◆ WHAT IS ASKED
Copy all entries without alteration and skip the pictures they hold.

◆ EXTRACTED RECORDS
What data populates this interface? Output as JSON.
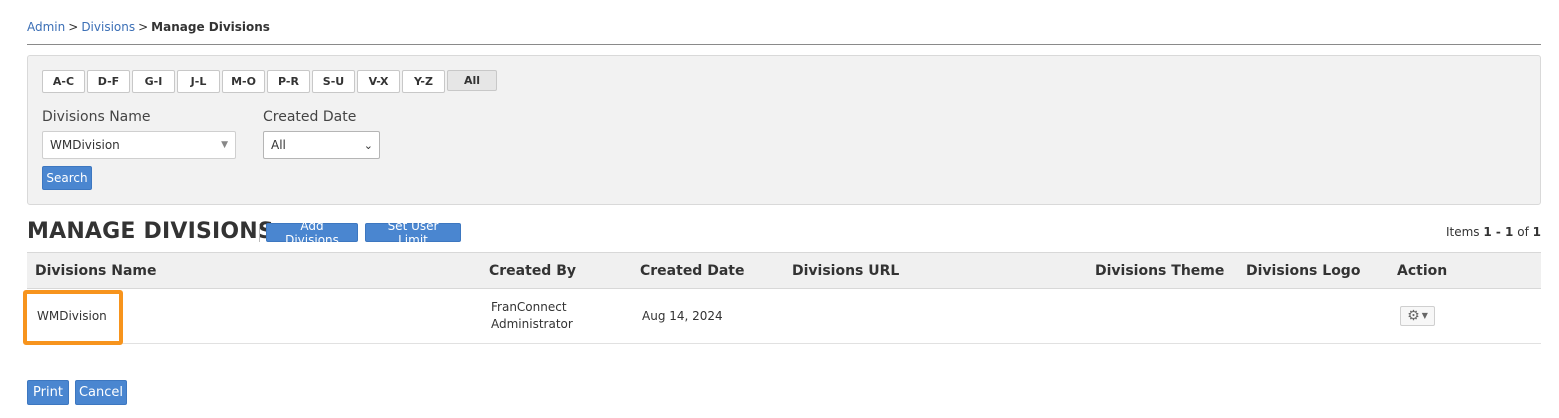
{
  "breadcrumb": {
    "items": [
      "Admin",
      "Divisions"
    ],
    "separator": ">",
    "current": "Manage Divisions"
  },
  "filters": {
    "alphabet": [
      "A-C",
      "D-F",
      "G-I",
      "J-L",
      "M-O",
      "P-R",
      "S-U",
      "V-X",
      "Y-Z",
      "All"
    ],
    "divisions_name_label": "Divisions Name",
    "divisions_name_value": "WMDivision",
    "created_date_label": "Created Date",
    "created_date_value": "All",
    "search_label": "Search"
  },
  "section": {
    "title": "MANAGE DIVISIONS",
    "add_label": "Add Divisions",
    "limit_label": "Set User Limit",
    "items_prefix": "Items",
    "items_range": "1 - 1",
    "items_of": "of",
    "items_total": "1"
  },
  "table": {
    "columns": [
      "Divisions Name",
      "Created By",
      "Created Date",
      "Divisions URL",
      "Divisions Theme",
      "Divisions Logo",
      "Action"
    ],
    "rows": [
      {
        "name": "WMDivision",
        "created_by_line1": "FranConnect",
        "created_by_line2": "Administrator",
        "created_date": "Aug 14, 2024",
        "url": "",
        "theme": "",
        "logo": ""
      }
    ]
  },
  "footer": {
    "print_label": "Print",
    "cancel_label": "Cancel"
  },
  "colors": {
    "accent": "#4a86d0",
    "highlight": "#f7941d",
    "link": "#3b6fb6"
  }
}
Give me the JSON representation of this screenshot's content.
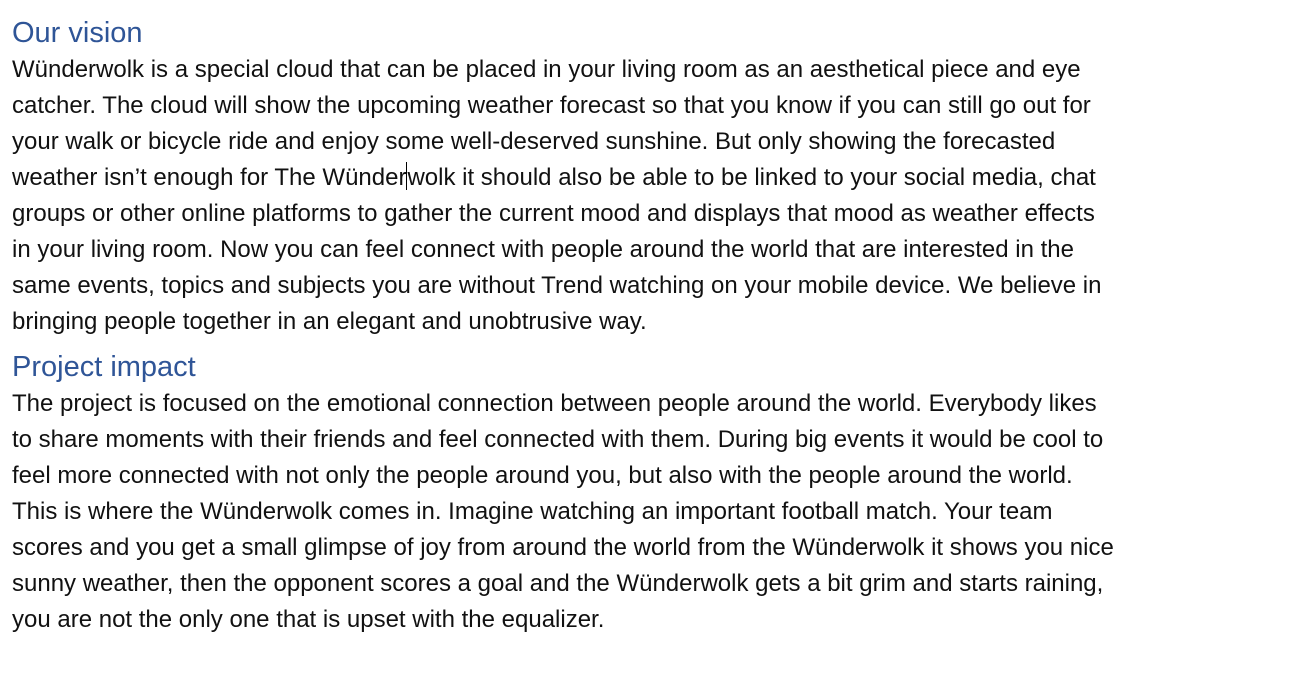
{
  "sections": [
    {
      "heading": "Our vision",
      "lines": [
        "Wünderwolk is a special cloud that can be placed in your living room as an aesthetical piece and eye",
        "catcher. The cloud will show the upcoming weather forecast so that you know if you can still go out for",
        "your walk or bicycle ride and enjoy some well-deserved sunshine. But only showing the forecasted",
        "weather isn’t enough for The Wünderwolk it should also be able to be linked to your social media, chat",
        "groups or other online platforms to gather the current mood and displays that mood as weather effects",
        "in your living room. Now you can feel connect with people around the world that are interested in the",
        "same events, topics and subjects you are without Trend watching on your mobile device. We believe in",
        "bringing people together in an elegant and unobtrusive way."
      ],
      "caret_line_parts": [
        "weather isn’t enough for The Wünder",
        "wolk it should also be able to be linked to your social media, chat"
      ]
    },
    {
      "heading": "Project impact",
      "lines": [
        "The project is focused on the emotional connection between people around the world. Everybody likes",
        "to share moments with their friends and feel connected with them. During big events it would be cool to",
        "feel more connected with not only the people around you, but also with the people around the world.",
        "This is where the Wünderwolk comes in. Imagine watching an important football match. Your team",
        "scores and you get a small glimpse of joy from around the world from the Wünderwolk it shows you nice",
        "sunny weather, then the opponent scores a goal and the Wünderwolk gets a bit grim and starts raining,",
        "you are not the only one that is upset with the equalizer."
      ]
    }
  ]
}
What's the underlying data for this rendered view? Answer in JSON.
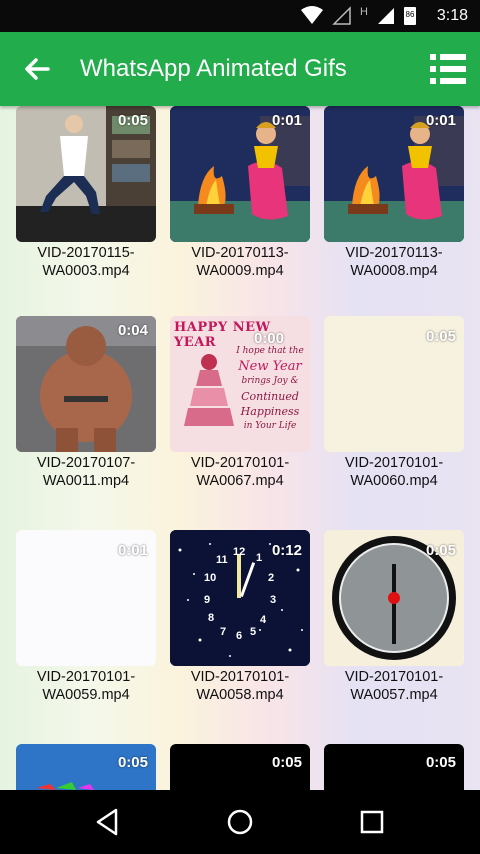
{
  "status_bar": {
    "time": "3:18",
    "battery_level": "86",
    "network_label": "H"
  },
  "app_bar": {
    "title": "WhatsApp Animated Gifs",
    "back_icon": "arrow-left-icon",
    "menu_icon": "list-menu-icon"
  },
  "grid": {
    "items": [
      {
        "name_line1": "VID-20170115-",
        "name_line2": "WA0003.mp4",
        "duration": "0:05"
      },
      {
        "name_line1": "VID-20170113-",
        "name_line2": "WA0009.mp4",
        "duration": "0:01"
      },
      {
        "name_line1": "VID-20170113-",
        "name_line2": "WA0008.mp4",
        "duration": "0:01"
      },
      {
        "name_line1": "VID-20170107-",
        "name_line2": "WA0011.mp4",
        "duration": "0:04"
      },
      {
        "name_line1": "VID-20170101-",
        "name_line2": "WA0067.mp4",
        "duration": "0:00"
      },
      {
        "name_line1": "VID-20170101-",
        "name_line2": "WA0060.mp4",
        "duration": "0:05"
      },
      {
        "name_line1": "VID-20170101-",
        "name_line2": "WA0059.mp4",
        "duration": "0:01"
      },
      {
        "name_line1": "VID-20170101-",
        "name_line2": "WA0058.mp4",
        "duration": "0:12"
      },
      {
        "name_line1": "VID-20170101-",
        "name_line2": "WA0057.mp4",
        "duration": "0:05"
      },
      {
        "duration": "0:05"
      },
      {
        "duration": "0:05"
      },
      {
        "duration": "0:05"
      }
    ],
    "card_texts": {
      "happy_new_year": "HAPPY NEW YEAR",
      "line1": "I hope that the",
      "line2": "New Year",
      "line3": "brings Joy &",
      "line4": "Continued",
      "line5": "Happiness",
      "line6": "in Your Life"
    },
    "clock_numbers": [
      "12",
      "1",
      "2",
      "3",
      "4",
      "5",
      "6",
      "7",
      "8",
      "9",
      "10",
      "11"
    ]
  },
  "nav_bar": {
    "back_icon": "triangle-back-icon",
    "home_icon": "circle-home-icon",
    "recents_icon": "square-recents-icon"
  }
}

◆ SOLUTION TO THIS EXERCISE
What data populates this interface? Output as JSON.
{
  "breadcrumb": {
    "items": [
      "Admin",
      "Divisions"
    ],
    "separator": ">",
    "current": "Manage Divisions"
  },
  "filters": {
    "alphabet": [
      "A-C",
      "D-F",
      "G-I",
      "J-L",
      "M-O",
      "P-R",
      "S-U",
      "V-X",
      "Y-Z",
      "All"
    ],
    "divisions_name_label": "Divisions Name",
    "divisions_name_value": "WMDivision",
    "created_date_label": "Created Date",
    "created_date_value": "All",
    "search_label": "Search"
  },
  "section": {
    "title": "MANAGE DIVISIONS",
    "add_label": "Add Divisions",
    "limit_label": "Set User Limit",
    "items_prefix": "Items",
    "items_range": "1 - 1",
    "items_of": "of",
    "items_total": "1"
  },
  "table": {
    "columns": [
      "Divisions Name",
      "Created By",
      "Created Date",
      "Divisions URL",
      "Divisions Theme",
      "Divisions Logo",
      "Action"
    ],
    "rows": [
      {
        "name": "WMDivision",
        "created_by_line1": "FranConnect",
        "created_by_line2": "Administrator",
        "created_date": "Aug 14, 2024",
        "url": "",
        "theme": "",
        "logo": ""
      }
    ]
  },
  "footer": {
    "print_label": "Print",
    "cancel_label": "Cancel"
  },
  "colors": {
    "accent": "#4a86d0",
    "highlight": "#f7941d",
    "link": "#3b6fb6"
  }
}
Give me the JSON representation of this screenshot's content.
{
  "sections": [
    {
      "heading": "Our vision",
      "lines": [
        "Wünderwolk is a special cloud that can be placed in your living room as an aesthetical piece and eye",
        "catcher. The cloud will show the upcoming weather forecast so that you know if you can still go out for",
        "your walk or bicycle ride and enjoy some well-deserved sunshine. But only showing the forecasted",
        "weather isn’t enough for The Wünderwolk it should also be able to be linked to your social media, chat",
        "groups or other online platforms to gather the current mood and displays that mood as weather effects",
        "in your living room. Now you can feel connect with people around the world that are interested in the",
        "same events, topics and subjects you are without Trend watching on your mobile device. We believe in",
        "bringing people together in an elegant and unobtrusive way."
      ],
      "caret_line_parts": [
        "weather isn’t enough for The Wünder",
        "wolk it should also be able to be linked to your social media, chat"
      ]
    },
    {
      "heading": "Project impact",
      "lines": [
        "The project is focused on the emotional connection between people around the world. Everybody likes",
        "to share moments with their friends and feel connected with them. During big events it would be cool to",
        "feel more connected with not only the people around you, but also with the people around the world.",
        "This is where the Wünderwolk comes in. Imagine watching an important football match. Your team",
        "scores and you get a small glimpse of joy from around the world from the Wünderwolk it shows you nice",
        "sunny weather, then the opponent scores a goal and the Wünderwolk gets a bit grim and starts raining,",
        "you are not the only one that is upset with the equalizer."
      ]
    }
  ]
}
What's the underlying data for this rendered view? Answer in JSON.
{
  "status_bar": {
    "time": "3:18",
    "battery_level": "86",
    "network_label": "H"
  },
  "app_bar": {
    "title": "WhatsApp Animated Gifs",
    "back_icon": "arrow-left-icon",
    "menu_icon": "list-menu-icon"
  },
  "grid": {
    "items": [
      {
        "name_line1": "VID-20170115-",
        "name_line2": "WA0003.mp4",
        "duration": "0:05"
      },
      {
        "name_line1": "VID-20170113-",
        "name_line2": "WA0009.mp4",
        "duration": "0:01"
      },
      {
        "name_line1": "VID-20170113-",
        "name_line2": "WA0008.mp4",
        "duration": "0:01"
      },
      {
        "name_line1": "VID-20170107-",
        "name_line2": "WA0011.mp4",
        "duration": "0:04"
      },
      {
        "name_line1": "VID-20170101-",
        "name_line2": "WA0067.mp4",
        "duration": "0:00"
      },
      {
        "name_line1": "VID-20170101-",
        "name_line2": "WA0060.mp4",
        "duration": "0:05"
      },
      {
        "name_line1": "VID-20170101-",
        "name_line2": "WA0059.mp4",
        "duration": "0:01"
      },
      {
        "name_line1": "VID-20170101-",
        "name_line2": "WA0058.mp4",
        "duration": "0:12"
      },
      {
        "name_line1": "VID-20170101-",
        "name_line2": "WA0057.mp4",
        "duration": "0:05"
      },
      {
        "duration": "0:05"
      },
      {
        "duration": "0:05"
      },
      {
        "duration": "0:05"
      }
    ],
    "card_texts": {
      "happy_new_year": "HAPPY NEW YEAR",
      "line1": "I hope that the",
      "line2": "New Year",
      "line3": "brings Joy &",
      "line4": "Continued",
      "line5": "Happiness",
      "line6": "in Your Life"
    },
    "clock_numbers": [
      "12",
      "1",
      "2",
      "3",
      "4",
      "5",
      "6",
      "7",
      "8",
      "9",
      "10",
      "11"
    ]
  },
  "nav_bar": {
    "back_icon": "triangle-back-icon",
    "home_icon": "circle-home-icon",
    "recents_icon": "square-recents-icon"
  }
}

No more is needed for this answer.